A run of records:
::::

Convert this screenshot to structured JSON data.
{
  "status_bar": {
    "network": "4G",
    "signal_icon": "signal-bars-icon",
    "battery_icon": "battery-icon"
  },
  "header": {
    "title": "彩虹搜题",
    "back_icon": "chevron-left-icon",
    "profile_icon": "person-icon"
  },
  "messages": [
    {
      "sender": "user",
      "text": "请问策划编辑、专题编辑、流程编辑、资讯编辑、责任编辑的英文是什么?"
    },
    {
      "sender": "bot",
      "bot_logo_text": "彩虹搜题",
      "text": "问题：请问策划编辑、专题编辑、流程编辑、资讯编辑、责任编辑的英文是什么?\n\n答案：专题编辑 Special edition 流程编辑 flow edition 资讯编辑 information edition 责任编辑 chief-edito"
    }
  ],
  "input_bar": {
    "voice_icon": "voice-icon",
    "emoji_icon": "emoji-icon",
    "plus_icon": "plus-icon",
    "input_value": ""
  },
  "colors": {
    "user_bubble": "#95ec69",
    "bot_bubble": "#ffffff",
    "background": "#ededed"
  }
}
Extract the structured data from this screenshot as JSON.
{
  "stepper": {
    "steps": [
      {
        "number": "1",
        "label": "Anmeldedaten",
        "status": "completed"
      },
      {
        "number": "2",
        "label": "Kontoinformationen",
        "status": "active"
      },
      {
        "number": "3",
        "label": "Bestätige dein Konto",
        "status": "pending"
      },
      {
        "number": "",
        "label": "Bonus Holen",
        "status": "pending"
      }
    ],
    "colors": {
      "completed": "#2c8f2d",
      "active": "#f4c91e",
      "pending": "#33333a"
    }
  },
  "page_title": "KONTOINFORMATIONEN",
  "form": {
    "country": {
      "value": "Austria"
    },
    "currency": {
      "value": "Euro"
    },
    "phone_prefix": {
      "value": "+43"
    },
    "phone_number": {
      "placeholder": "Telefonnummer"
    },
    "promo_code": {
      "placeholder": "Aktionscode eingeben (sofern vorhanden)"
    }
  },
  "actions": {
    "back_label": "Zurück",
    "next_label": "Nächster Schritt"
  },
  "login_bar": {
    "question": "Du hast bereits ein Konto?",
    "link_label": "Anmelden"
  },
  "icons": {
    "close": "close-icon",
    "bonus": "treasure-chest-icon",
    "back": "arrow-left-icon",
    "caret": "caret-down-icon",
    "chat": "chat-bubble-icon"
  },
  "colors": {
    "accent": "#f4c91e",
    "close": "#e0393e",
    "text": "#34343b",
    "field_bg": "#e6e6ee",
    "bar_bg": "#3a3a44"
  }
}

::::

## Task instructions
Retype every record above exactly as it appears.

## Written solution
Convert this screenshot to structured JSON data.
{
  "status_bar": {
    "network": "4G",
    "signal_icon": "signal-bars-icon",
    "battery_icon": "battery-icon"
  },
  "header": {
    "title": "彩虹搜题",
    "back_icon": "chevron-left-icon",
    "profile_icon": "person-icon"
  },
  "messages": [
    {
      "sender": "user",
      "text": "请问策划编辑、专题编辑、流程编辑、资讯编辑、责任编辑的英文是什么?"
    },
    {
      "sender": "bot",
      "bot_logo_text": "彩虹搜题",
      "text": "问题：请问策划编辑、专题编辑、流程编辑、资讯编辑、责任编辑的英文是什么?\n\n答案：专题编辑 Special edition 流程编辑 flow edition 资讯编辑 information edition 责任编辑 chief-edito"
    }
  ],
  "input_bar": {
    "voice_icon": "voice-icon",
    "emoji_icon": "emoji-icon",
    "plus_icon": "plus-icon",
    "input_value": ""
  },
  "colors": {
    "user_bubble": "#95ec69",
    "bot_bubble": "#ffffff",
    "background": "#ededed"
  }
}
Extract the structured data from this screenshot as JSON.
{
  "stepper": {
    "steps": [
      {
        "number": "1",
        "label": "Anmeldedaten",
        "status": "completed"
      },
      {
        "number": "2",
        "label": "Kontoinformationen",
        "status": "active"
      },
      {
        "number": "3",
        "label": "Bestätige dein Konto",
        "status": "pending"
      },
      {
        "number": "",
        "label": "Bonus Holen",
        "status": "pending"
      }
    ],
    "colors": {
      "completed": "#2c8f2d",
      "active": "#f4c91e",
      "pending": "#33333a"
    }
  },
  "page_title": "KONTOINFORMATIONEN",
  "form": {
    "country": {
      "value": "Austria"
    },
    "currency": {
      "value": "Euro"
    },
    "phone_prefix": {
      "value": "+43"
    },
    "phone_number": {
      "placeholder": "Telefonnummer"
    },
    "promo_code": {
      "placeholder": "Aktionscode eingeben (sofern vorhanden)"
    }
  },
  "actions": {
    "back_label": "Zurück",
    "next_label": "Nächster Schritt"
  },
  "login_bar": {
    "question": "Du hast bereits ein Konto?",
    "link_label": "Anmelden"
  },
  "icons": {
    "close": "close-icon",
    "bonus": "treasure-chest-icon",
    "back": "arrow-left-icon",
    "caret": "caret-down-icon",
    "chat": "chat-bubble-icon"
  },
  "colors": {
    "accent": "#f4c91e",
    "close": "#e0393e",
    "text": "#34343b",
    "field_bg": "#e6e6ee",
    "bar_bg": "#3a3a44"
  }
}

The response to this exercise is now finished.